++++ MATERIALS PROVIDED ++++

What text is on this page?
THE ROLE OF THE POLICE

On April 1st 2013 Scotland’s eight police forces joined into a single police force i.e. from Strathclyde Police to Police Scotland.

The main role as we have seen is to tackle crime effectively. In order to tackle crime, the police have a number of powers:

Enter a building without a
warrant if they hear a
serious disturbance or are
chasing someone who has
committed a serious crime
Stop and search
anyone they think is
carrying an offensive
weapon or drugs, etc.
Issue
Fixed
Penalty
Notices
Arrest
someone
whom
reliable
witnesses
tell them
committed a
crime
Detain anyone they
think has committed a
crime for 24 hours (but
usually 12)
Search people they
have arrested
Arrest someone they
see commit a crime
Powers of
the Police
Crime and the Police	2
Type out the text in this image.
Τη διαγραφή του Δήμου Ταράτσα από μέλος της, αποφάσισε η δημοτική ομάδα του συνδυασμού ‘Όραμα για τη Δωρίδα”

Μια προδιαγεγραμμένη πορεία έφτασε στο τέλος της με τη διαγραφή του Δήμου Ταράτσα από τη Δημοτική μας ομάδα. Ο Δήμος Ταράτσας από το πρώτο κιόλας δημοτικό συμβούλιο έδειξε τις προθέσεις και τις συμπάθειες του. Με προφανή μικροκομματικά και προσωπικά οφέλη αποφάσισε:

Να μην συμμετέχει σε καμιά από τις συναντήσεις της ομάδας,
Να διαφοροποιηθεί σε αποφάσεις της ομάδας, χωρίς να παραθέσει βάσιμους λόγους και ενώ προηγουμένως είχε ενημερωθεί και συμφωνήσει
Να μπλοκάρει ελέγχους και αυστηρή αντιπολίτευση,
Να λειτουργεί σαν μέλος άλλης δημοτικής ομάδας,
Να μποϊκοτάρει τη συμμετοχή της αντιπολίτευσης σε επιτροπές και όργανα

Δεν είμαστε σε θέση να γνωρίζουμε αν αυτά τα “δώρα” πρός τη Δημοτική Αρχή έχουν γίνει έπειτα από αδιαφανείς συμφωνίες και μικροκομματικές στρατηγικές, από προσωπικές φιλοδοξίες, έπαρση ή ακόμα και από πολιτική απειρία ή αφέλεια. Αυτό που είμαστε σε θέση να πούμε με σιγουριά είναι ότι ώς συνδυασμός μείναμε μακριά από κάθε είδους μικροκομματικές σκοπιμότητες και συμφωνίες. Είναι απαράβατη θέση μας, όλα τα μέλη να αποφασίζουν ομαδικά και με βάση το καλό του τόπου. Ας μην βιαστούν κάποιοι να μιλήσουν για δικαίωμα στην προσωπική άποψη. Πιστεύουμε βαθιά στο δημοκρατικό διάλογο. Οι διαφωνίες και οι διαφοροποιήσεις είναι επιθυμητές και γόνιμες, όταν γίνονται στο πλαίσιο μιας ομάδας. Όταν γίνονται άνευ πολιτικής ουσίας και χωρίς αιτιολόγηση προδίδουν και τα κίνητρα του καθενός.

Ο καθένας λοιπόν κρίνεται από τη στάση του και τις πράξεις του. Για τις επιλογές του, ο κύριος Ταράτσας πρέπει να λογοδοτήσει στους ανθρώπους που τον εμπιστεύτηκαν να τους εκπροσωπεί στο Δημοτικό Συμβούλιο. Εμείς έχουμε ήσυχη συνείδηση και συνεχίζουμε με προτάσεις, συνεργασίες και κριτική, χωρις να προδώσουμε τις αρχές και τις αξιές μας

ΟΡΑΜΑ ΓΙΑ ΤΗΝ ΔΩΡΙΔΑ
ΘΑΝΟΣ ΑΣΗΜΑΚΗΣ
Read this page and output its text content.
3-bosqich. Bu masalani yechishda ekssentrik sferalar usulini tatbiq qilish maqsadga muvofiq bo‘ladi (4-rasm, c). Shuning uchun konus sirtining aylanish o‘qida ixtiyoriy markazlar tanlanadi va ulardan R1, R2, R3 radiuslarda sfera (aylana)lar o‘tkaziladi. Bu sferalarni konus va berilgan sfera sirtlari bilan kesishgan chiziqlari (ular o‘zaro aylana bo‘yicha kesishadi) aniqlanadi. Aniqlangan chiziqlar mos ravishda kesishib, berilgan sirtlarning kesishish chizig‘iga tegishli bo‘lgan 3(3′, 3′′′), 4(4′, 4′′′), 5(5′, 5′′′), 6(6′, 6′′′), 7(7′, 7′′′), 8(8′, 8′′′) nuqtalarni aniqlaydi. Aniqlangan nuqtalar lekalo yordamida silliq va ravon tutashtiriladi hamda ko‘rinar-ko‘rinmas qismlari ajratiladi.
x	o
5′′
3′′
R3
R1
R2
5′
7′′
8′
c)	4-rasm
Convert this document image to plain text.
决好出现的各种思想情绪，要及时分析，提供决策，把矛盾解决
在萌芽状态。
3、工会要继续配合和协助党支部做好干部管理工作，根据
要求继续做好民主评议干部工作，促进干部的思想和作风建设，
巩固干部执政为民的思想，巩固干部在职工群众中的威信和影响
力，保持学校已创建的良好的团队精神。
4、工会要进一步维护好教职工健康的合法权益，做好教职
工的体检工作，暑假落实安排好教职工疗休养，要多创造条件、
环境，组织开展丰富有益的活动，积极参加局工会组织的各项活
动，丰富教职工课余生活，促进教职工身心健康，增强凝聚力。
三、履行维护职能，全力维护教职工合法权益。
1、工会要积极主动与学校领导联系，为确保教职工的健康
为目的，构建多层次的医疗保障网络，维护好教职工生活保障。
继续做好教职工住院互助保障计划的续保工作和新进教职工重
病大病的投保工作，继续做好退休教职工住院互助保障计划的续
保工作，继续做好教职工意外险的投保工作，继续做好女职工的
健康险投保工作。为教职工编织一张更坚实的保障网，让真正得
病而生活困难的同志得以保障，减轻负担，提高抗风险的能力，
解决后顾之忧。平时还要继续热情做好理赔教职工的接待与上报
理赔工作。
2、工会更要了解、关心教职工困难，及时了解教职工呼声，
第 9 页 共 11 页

++++

WRITTEN PROBLEM
Copy whichever lines in the listing above contain the word "image".

RESPONSE TO THIS TASK
Type out the text in this image.
Convert this document image to plain text.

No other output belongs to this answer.